**PROBLEM DETAILS**
Starting at the line with "Transcribe this image's", return every line through the final one of the data, word for word. Pictures stay out.

**Stored items from a collection**
☆ ☆ ☆ ☆ ☆ ☆ ☆
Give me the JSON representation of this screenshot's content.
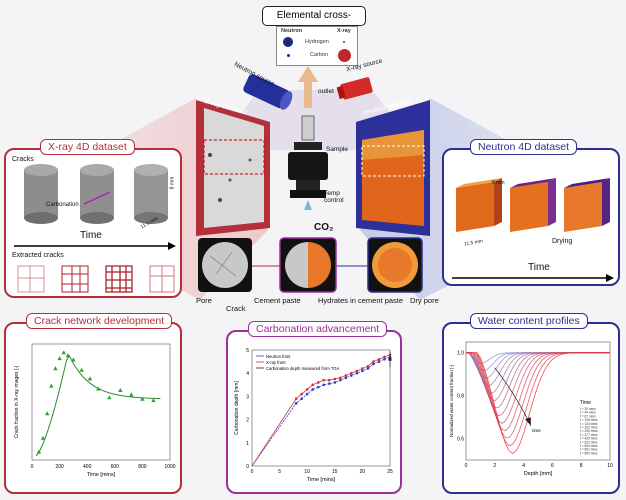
{
  "colors": {
    "xray": "#b3303a",
    "neutron": "#2d2f8f",
    "carbonation": "#9b2f9b",
    "crack": "#b3303a",
    "water": "#2d2f8f"
  },
  "elemental": {
    "title": "Elemental cross-sections",
    "col_neutron": "Neutron",
    "col_xray": "X-ray",
    "row1": "Hydrogen",
    "row2": "Carbon"
  },
  "setup": {
    "neutron_source": "Neutron source",
    "xray_source": "X-ray source",
    "outlet": "outlet",
    "xray_detector": "X-ray detector",
    "neutron_detector": "neutron detector",
    "sample": "Sample",
    "temp_control": "Temp control",
    "co2": "CO₂"
  },
  "xray_panel": {
    "title": "X-ray 4D dataset",
    "cracks": "Cracks",
    "carbonation": "Carbonation",
    "time": "Time",
    "extracted": "Extracted cracks",
    "dim_h": "8 mm",
    "dim_w": "11.5 mm"
  },
  "neutron_panel": {
    "title": "Neutron 4D dataset",
    "dim_h": "8 mm",
    "dim_w": "11.5 mm",
    "drying": "Drying",
    "time": "Time"
  },
  "circles": {
    "pore": "Pore",
    "crack": "Crack",
    "cement_paste": "Cement paste",
    "hydrates": "Hydrates in cement paste",
    "dry_pore": "Dry pore"
  },
  "crack_panel": {
    "title": "Crack network development",
    "xlabel": "Time [mins]",
    "ylabel": "Crack fraction in X-ray images [-]",
    "xticks": [
      "0",
      "200",
      "400",
      "600",
      "800",
      "1000"
    ]
  },
  "carb_panel": {
    "title": "Carbonation advancement",
    "xlabel": "Time [mins]",
    "ylabel": "Carbonation depth [mm]",
    "legend": [
      "Neutron front",
      "X-ray front",
      "Carbonation depth measured from TGA"
    ],
    "xticks": [
      "0",
      "5",
      "10",
      "15",
      "20",
      "25"
    ],
    "yticks": [
      "0",
      "1",
      "2",
      "3",
      "4",
      "5"
    ]
  },
  "water_panel": {
    "title": "Water content profiles",
    "xlabel": "Depth [mm]",
    "ylabel": "Normalized water content fraction [-]",
    "legend_title": "Time",
    "xticks": [
      "0",
      "2",
      "4",
      "6",
      "8",
      "10"
    ],
    "yticks": [
      "0.6",
      "0.8",
      "1.0"
    ],
    "arrow_label": "time",
    "legend": [
      "t = 20 mins",
      "t = 44 mins",
      "t = 67 mins",
      "t = 105 mins",
      "t = 133 mins",
      "t = 202 mins",
      "t = 250 mins",
      "t = 377 mins",
      "t = 430 mins",
      "t = 522 mins",
      "t = 544 mins",
      "t = 561 mins",
      "t = 590 mins"
    ]
  },
  "chart_data": [
    {
      "type": "scatter",
      "title": "Crack network development",
      "xlabel": "Time [mins]",
      "ylabel": "Crack fraction in X-ray images [-]",
      "xlim": [
        0,
        1000
      ],
      "series": [
        {
          "x": [
            50,
            80,
            110,
            140,
            170,
            200,
            230,
            260,
            300,
            360,
            420,
            480,
            560,
            640,
            720,
            800,
            880
          ],
          "y": [
            0.55,
            1.5,
            3.2,
            5.1,
            6.3,
            7.0,
            7.4,
            7.2,
            6.9,
            6.2,
            5.6,
            4.9,
            4.3,
            4.8,
            4.5,
            4.2,
            4.1
          ]
        }
      ]
    },
    {
      "type": "line",
      "title": "Carbonation advancement",
      "xlabel": "Time [mins]",
      "ylabel": "Carbonation depth [mm]",
      "xlim": [
        0,
        25
      ],
      "ylim": [
        0,
        5
      ],
      "series": [
        {
          "name": "Neutron front",
          "x": [
            0,
            8,
            9,
            10,
            11,
            12,
            13,
            14,
            15,
            16,
            17,
            18,
            19,
            20,
            21,
            22,
            23,
            24,
            25
          ],
          "y": [
            0,
            2.7,
            2.9,
            3.1,
            3.3,
            3.4,
            3.5,
            3.55,
            3.6,
            3.7,
            3.8,
            3.9,
            4.0,
            4.1,
            4.2,
            4.4,
            4.5,
            4.6,
            4.7
          ]
        },
        {
          "name": "X-ray front",
          "x": [
            0,
            8,
            9,
            10,
            11,
            12,
            13,
            14,
            15,
            16,
            17,
            18,
            19,
            20,
            21,
            22,
            23,
            24,
            25
          ],
          "y": [
            0,
            2.9,
            3.1,
            3.3,
            3.5,
            3.6,
            3.7,
            3.7,
            3.75,
            3.8,
            3.9,
            4.0,
            4.1,
            4.2,
            4.3,
            4.5,
            4.6,
            4.7,
            4.8
          ]
        },
        {
          "name": "Carbonation depth measured from TGA",
          "x": [
            25
          ],
          "y": [
            4.6
          ]
        }
      ]
    },
    {
      "type": "line",
      "title": "Water content profiles",
      "xlabel": "Depth [mm]",
      "ylabel": "Normalized water content fraction [-]",
      "xlim": [
        0,
        10
      ],
      "ylim": [
        0.5,
        1.05
      ]
    }
  ]
}
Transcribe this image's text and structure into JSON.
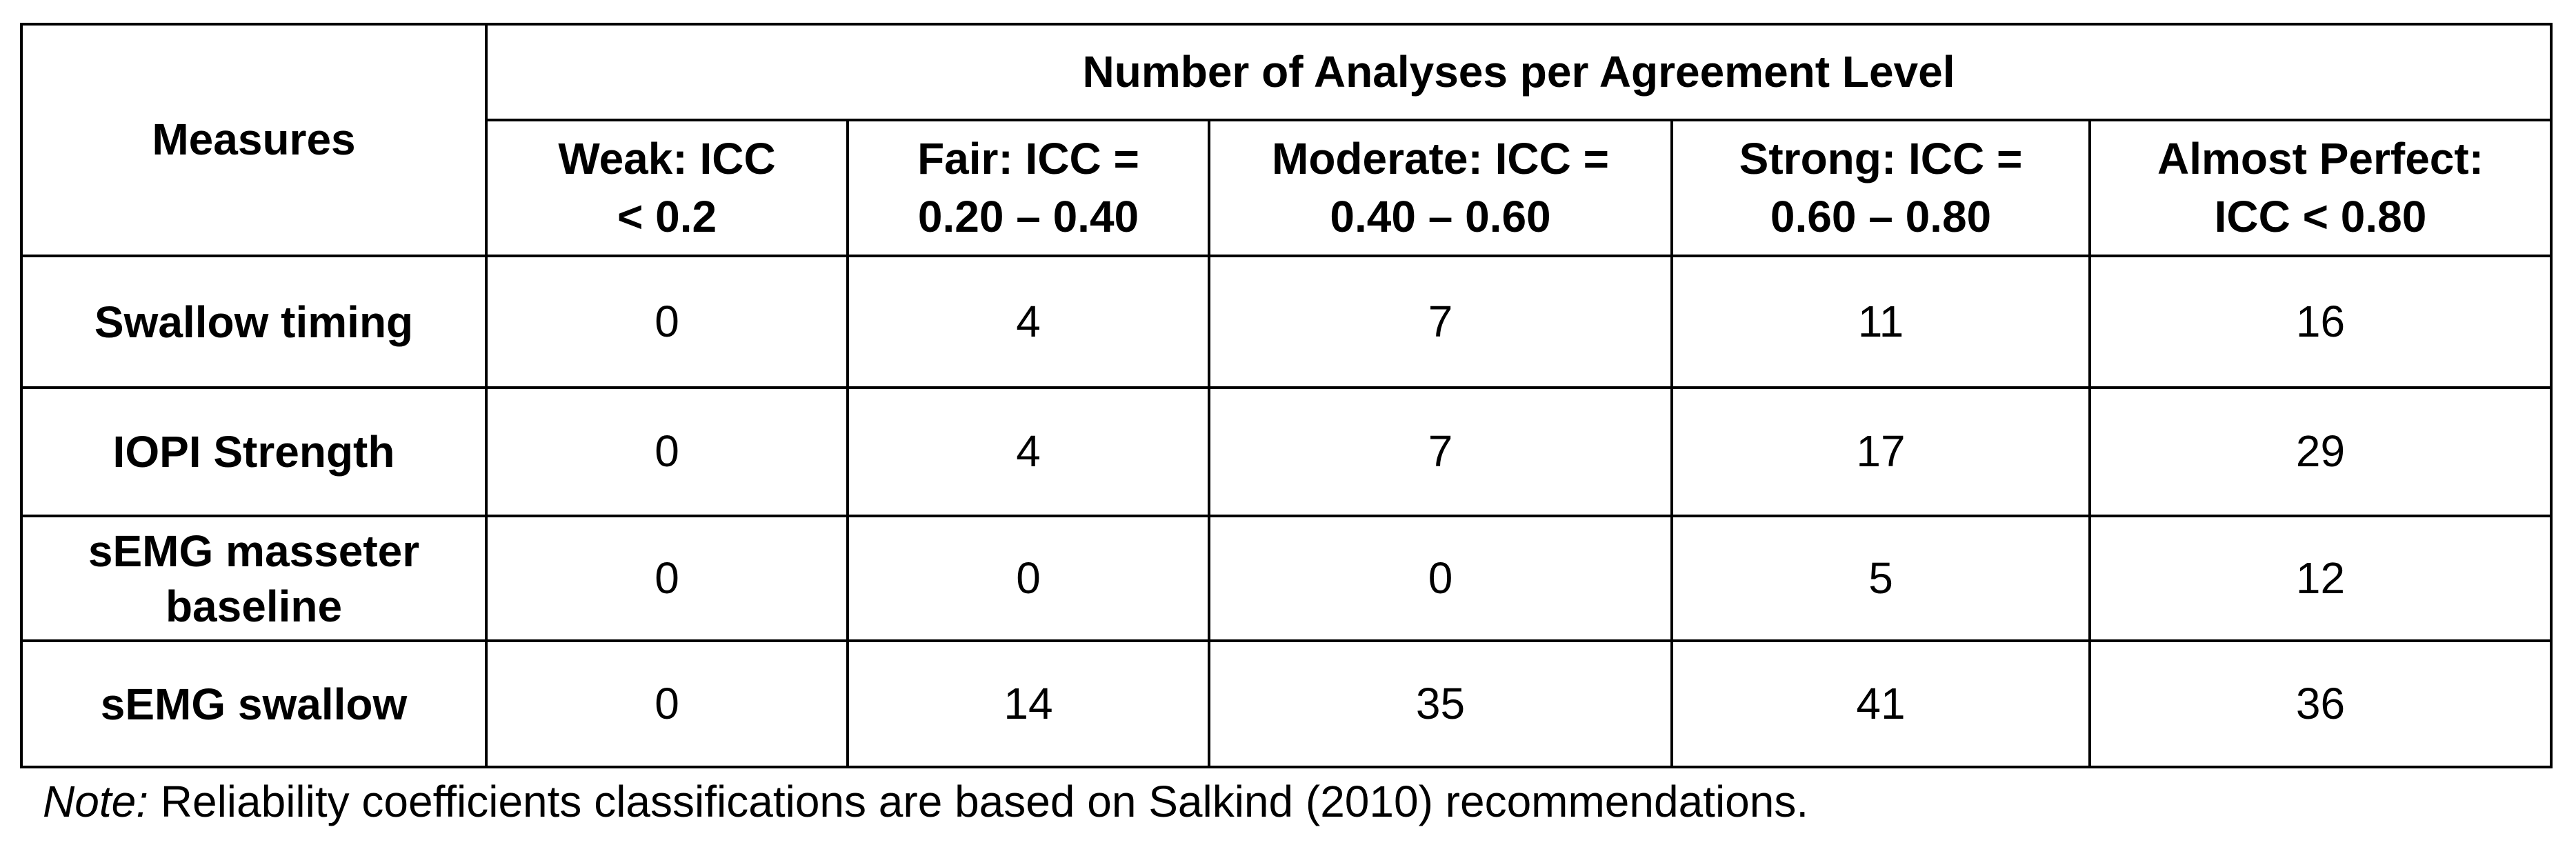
{
  "table": {
    "corner": "Measures",
    "group": "Number of Analyses per Agreement Level",
    "columns": [
      [
        "Weak: ICC",
        "< 0.2"
      ],
      [
        "Fair: ICC =",
        "0.20 – 0.40"
      ],
      [
        "Moderate: ICC =",
        "0.40 – 0.60"
      ],
      [
        "Strong: ICC =",
        "0.60 – 0.80"
      ],
      [
        "Almost Perfect:",
        "ICC < 0.80"
      ]
    ],
    "rows": [
      {
        "name": "Swallow timing",
        "values": [
          0,
          4,
          7,
          11,
          16
        ]
      },
      {
        "name": "IOPI Strength",
        "values": [
          0,
          4,
          7,
          17,
          29
        ]
      },
      {
        "name": "sEMG masseter baseline",
        "values": [
          0,
          0,
          0,
          5,
          12
        ]
      },
      {
        "name": "sEMG swallow",
        "values": [
          0,
          14,
          35,
          41,
          36
        ]
      }
    ]
  },
  "note": {
    "label": "Note:",
    "text": " Reliability coefficients classifications are based on Salkind (2010) recommendations."
  }
}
☆ ☆ ☆ ☆ ☆ ☆ ☆
**REPLY**
Transcribe this image's text and structure into JSON.
{
  "table": {
    "corner": "Measures",
    "group": "Number of Analyses per Agreement Level",
    "columns": [
      [
        "Weak: ICC",
        "< 0.2"
      ],
      [
        "Fair: ICC =",
        "0.20 – 0.40"
      ],
      [
        "Moderate: ICC =",
        "0.40 – 0.60"
      ],
      [
        "Strong: ICC =",
        "0.60 – 0.80"
      ],
      [
        "Almost Perfect:",
        "ICC < 0.80"
      ]
    ],
    "rows": [
      {
        "name": "Swallow timing",
        "values": [
          0,
          4,
          7,
          11,
          16
        ]
      },
      {
        "name": "IOPI Strength",
        "values": [
          0,
          4,
          7,
          17,
          29
        ]
      },
      {
        "name": "sEMG masseter baseline",
        "values": [
          0,
          0,
          0,
          5,
          12
        ]
      },
      {
        "name": "sEMG swallow",
        "values": [
          0,
          14,
          35,
          41,
          36
        ]
      }
    ]
  },
  "note": {
    "label": "Note:",
    "text": " Reliability coefficients classifications are based on Salkind (2010) recommendations."
  }
}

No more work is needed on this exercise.